====== Entries shown ======

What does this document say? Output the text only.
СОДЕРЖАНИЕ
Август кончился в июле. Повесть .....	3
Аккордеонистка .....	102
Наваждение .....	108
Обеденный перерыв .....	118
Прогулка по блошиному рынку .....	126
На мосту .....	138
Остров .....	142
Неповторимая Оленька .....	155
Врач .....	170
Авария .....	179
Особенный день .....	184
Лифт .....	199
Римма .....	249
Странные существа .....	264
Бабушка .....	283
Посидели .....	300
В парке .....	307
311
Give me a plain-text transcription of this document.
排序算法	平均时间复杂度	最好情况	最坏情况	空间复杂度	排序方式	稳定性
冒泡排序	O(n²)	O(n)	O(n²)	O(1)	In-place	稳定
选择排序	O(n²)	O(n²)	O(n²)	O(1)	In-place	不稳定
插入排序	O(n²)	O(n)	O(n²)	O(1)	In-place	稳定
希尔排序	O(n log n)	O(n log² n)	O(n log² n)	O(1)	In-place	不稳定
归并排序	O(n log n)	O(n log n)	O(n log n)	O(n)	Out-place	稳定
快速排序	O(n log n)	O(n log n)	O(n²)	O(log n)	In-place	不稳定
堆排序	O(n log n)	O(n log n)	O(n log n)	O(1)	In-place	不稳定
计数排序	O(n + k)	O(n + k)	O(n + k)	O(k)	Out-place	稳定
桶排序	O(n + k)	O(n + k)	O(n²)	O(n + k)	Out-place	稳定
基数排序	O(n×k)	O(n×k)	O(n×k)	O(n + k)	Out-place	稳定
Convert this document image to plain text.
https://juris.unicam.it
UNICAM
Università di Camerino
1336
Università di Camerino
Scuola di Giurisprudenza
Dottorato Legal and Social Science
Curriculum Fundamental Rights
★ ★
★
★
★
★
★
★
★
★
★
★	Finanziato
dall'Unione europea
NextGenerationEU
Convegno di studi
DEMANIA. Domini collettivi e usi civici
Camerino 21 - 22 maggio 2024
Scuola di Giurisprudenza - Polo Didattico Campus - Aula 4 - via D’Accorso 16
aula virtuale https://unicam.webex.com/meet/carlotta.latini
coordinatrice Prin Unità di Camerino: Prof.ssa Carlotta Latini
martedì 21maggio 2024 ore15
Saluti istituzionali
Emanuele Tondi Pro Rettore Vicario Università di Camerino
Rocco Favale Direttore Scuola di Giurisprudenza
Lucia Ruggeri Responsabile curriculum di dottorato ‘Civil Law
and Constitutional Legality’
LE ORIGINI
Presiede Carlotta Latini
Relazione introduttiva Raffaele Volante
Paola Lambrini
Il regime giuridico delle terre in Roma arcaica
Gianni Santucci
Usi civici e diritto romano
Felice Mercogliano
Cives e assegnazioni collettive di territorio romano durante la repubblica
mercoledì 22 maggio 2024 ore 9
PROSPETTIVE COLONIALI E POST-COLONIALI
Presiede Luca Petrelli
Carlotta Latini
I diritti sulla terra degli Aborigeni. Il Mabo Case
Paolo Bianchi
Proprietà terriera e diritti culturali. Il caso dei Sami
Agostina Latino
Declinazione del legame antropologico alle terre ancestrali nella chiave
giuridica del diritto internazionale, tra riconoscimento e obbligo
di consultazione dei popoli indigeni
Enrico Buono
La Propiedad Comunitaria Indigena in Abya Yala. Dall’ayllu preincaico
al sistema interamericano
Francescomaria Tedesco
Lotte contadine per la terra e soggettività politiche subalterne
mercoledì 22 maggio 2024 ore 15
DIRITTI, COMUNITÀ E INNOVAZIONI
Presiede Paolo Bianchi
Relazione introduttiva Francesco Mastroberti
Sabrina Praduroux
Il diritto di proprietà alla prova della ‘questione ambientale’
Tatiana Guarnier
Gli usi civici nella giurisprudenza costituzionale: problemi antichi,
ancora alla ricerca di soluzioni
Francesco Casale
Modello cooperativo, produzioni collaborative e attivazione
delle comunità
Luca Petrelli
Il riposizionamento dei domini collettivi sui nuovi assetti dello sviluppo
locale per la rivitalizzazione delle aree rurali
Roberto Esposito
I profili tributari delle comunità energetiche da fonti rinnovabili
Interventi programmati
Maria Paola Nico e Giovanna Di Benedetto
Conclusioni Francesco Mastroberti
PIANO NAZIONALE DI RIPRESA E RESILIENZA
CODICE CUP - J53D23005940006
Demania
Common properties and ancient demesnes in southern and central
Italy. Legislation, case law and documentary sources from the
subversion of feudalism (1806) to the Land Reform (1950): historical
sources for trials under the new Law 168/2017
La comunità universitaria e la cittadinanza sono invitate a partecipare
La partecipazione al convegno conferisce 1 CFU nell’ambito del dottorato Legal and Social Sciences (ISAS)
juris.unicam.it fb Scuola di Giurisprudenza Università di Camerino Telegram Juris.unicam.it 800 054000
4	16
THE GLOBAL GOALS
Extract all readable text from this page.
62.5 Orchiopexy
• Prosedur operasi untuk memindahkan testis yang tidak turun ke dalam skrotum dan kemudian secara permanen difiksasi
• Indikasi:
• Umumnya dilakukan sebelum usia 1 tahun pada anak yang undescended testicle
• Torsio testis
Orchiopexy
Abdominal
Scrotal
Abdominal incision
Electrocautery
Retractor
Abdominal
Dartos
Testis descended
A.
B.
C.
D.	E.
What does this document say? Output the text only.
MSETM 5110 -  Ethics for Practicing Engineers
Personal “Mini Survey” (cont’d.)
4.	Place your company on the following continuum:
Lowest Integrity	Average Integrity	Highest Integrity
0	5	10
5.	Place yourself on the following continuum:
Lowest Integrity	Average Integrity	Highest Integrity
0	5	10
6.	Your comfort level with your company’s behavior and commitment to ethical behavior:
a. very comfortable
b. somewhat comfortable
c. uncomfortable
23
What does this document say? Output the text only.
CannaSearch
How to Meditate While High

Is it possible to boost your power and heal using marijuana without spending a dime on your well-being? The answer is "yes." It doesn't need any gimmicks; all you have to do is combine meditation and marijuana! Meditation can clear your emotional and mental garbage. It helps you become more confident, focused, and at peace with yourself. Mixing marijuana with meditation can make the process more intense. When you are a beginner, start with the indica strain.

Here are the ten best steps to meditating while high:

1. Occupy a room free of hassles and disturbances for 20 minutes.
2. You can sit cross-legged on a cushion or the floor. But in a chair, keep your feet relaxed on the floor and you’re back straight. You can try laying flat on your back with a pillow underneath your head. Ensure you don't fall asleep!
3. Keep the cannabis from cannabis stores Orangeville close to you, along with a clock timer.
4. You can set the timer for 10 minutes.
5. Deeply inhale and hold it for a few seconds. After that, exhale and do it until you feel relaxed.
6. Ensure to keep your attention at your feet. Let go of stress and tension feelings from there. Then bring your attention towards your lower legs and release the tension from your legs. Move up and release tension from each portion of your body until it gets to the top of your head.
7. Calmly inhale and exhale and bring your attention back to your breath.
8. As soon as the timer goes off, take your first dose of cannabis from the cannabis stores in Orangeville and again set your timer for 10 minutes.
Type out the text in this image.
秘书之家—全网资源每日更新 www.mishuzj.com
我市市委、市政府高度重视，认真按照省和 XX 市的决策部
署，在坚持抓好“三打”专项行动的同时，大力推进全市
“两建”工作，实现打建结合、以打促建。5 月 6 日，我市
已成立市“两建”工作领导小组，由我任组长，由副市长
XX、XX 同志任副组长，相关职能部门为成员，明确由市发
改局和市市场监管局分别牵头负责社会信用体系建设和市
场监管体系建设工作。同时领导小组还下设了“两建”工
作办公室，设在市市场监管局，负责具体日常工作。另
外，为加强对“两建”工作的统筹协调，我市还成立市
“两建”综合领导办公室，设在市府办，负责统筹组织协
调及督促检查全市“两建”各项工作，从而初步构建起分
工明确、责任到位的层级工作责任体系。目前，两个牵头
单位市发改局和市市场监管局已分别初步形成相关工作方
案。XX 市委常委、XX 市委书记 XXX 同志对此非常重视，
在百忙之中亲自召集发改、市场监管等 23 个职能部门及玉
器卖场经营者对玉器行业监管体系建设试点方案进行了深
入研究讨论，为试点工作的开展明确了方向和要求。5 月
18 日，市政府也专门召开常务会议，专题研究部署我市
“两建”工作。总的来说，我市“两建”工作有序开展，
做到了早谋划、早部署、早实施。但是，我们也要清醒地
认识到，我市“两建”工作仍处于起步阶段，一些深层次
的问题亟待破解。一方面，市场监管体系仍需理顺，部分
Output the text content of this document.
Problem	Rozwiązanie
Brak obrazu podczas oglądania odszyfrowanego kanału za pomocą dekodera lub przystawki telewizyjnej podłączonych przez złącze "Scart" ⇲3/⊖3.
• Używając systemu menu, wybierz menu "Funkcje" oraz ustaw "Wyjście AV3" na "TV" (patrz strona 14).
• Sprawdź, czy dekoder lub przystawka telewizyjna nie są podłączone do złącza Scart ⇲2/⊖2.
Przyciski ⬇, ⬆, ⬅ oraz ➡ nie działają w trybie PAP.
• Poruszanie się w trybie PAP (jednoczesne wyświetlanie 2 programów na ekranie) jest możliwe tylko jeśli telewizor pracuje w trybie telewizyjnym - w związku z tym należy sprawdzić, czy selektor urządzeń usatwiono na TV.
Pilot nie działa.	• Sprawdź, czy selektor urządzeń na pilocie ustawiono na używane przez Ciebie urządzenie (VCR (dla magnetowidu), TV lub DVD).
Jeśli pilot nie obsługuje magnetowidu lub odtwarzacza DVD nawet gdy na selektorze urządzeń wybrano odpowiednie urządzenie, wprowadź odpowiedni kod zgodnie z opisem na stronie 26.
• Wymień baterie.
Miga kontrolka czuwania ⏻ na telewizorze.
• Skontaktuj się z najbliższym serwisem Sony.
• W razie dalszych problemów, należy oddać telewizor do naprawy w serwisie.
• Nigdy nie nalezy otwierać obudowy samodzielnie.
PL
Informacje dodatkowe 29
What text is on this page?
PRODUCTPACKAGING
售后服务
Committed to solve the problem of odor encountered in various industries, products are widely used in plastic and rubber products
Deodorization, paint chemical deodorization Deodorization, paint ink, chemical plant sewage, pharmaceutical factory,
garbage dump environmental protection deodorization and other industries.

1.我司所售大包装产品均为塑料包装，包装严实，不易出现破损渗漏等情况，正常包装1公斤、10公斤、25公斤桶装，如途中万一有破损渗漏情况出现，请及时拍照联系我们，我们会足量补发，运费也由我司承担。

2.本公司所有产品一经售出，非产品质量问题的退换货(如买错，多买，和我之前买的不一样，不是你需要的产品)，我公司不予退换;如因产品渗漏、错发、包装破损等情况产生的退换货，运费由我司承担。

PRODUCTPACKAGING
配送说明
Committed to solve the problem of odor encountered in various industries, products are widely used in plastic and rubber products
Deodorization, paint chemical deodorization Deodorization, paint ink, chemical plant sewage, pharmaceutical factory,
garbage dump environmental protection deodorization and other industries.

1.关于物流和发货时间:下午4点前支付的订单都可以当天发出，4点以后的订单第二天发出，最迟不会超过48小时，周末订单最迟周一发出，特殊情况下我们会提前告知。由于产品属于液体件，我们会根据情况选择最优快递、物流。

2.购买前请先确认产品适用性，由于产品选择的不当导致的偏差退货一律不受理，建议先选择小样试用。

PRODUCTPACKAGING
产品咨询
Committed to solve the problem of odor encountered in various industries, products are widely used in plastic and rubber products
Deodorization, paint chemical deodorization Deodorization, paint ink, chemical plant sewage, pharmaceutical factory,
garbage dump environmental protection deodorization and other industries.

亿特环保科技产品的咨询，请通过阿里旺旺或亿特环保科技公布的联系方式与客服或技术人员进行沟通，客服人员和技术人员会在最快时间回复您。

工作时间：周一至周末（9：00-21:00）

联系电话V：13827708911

======

Short exercise: Write down only how many lines in the listing contain the word "alla".

Task answer: 2